## begin

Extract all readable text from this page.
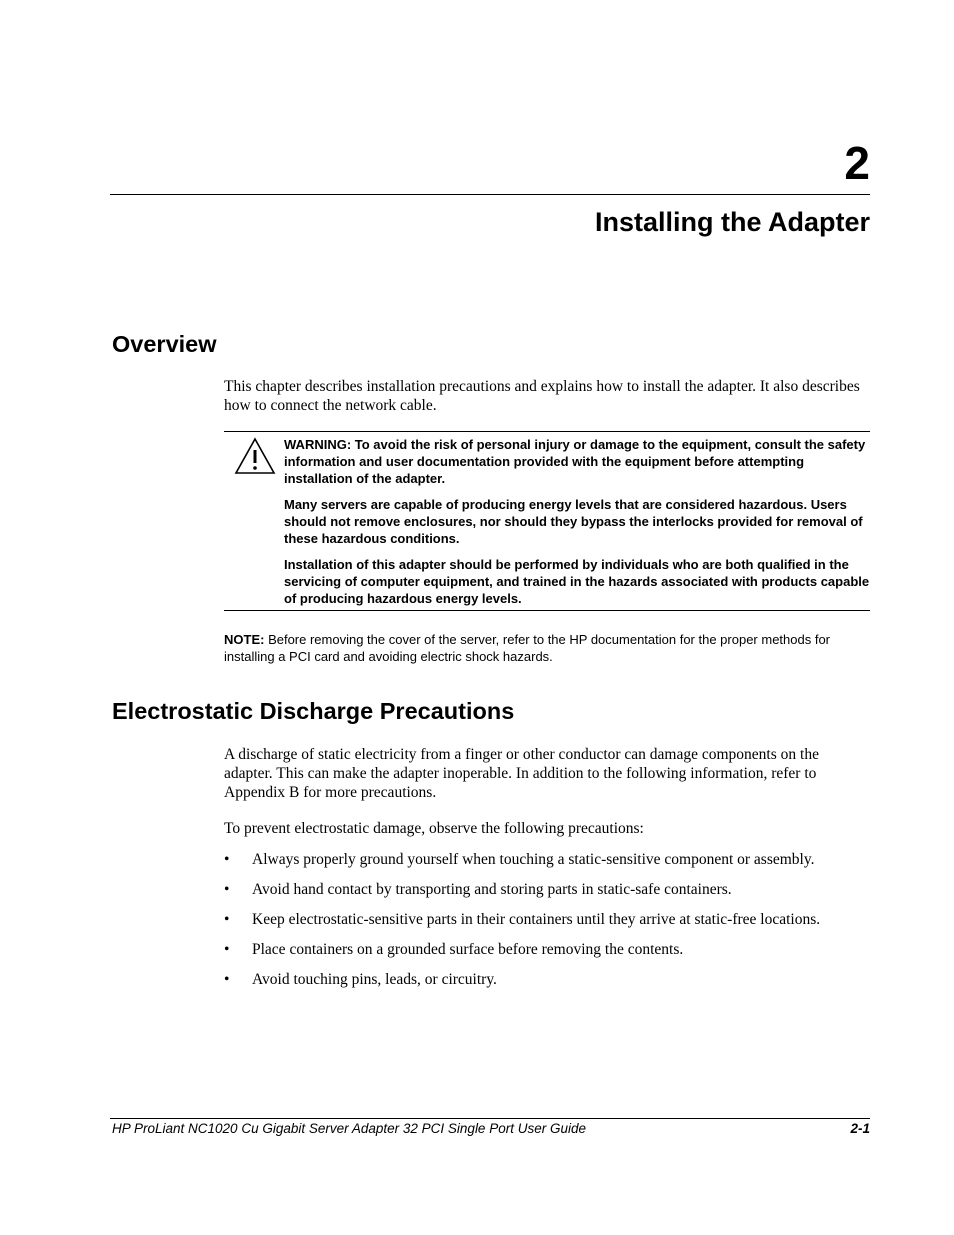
2
Installing the Adapter
Overview
This chapter describes installation precautions and explains how to install the adapter. It also describes how to connect the network cable.

WARNING: To avoid the risk of personal injury or damage to the equipment, consult the safety information and user documentation provided with the equipment before attempting installation of the adapter.

Many servers are capable of producing energy levels that are considered hazardous. Users should not remove enclosures, nor should they bypass the interlocks provided for removal of these hazardous conditions.

Installation of this adapter should be performed by individuals who are both qualified in the servicing of computer equipment, and trained in the hazards associated with products capable of producing hazardous energy levels.

NOTE: Before removing the cover of the server, refer to the HP documentation for the proper methods for installing a PCI card and avoiding electric shock hazards.
Electrostatic Discharge Precautions
A discharge of static electricity from a finger or other conductor can damage components on the adapter. This can make the adapter inoperable. In addition to the following information, refer to Appendix B for more precautions.
To prevent electrostatic damage, observe the following precautions:
• Always properly ground yourself when touching a static-sensitive component or assembly.
• Avoid hand contact by transporting and storing parts in static-safe containers.
• Keep electrostatic-sensitive parts in their containers until they arrive at static-free locations.
• Place containers on a grounded surface before removing the contents.
• Avoid touching pins, leads, or circuitry.
HP ProLiant NC1020 Cu Gigabit Server Adapter 32 PCI Single Port User Guide	2-1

## end

▶ [Short task]
Search the records for the string "from" and return every line in which it occurs.

▶ [Full output]
Extract all readable text from this page.
A discharge of static electricity from a finger or other conductor can damage components on the adapter. This can make the adapter inoperable. In addition to the following information, refer to Appendix B for more precautions.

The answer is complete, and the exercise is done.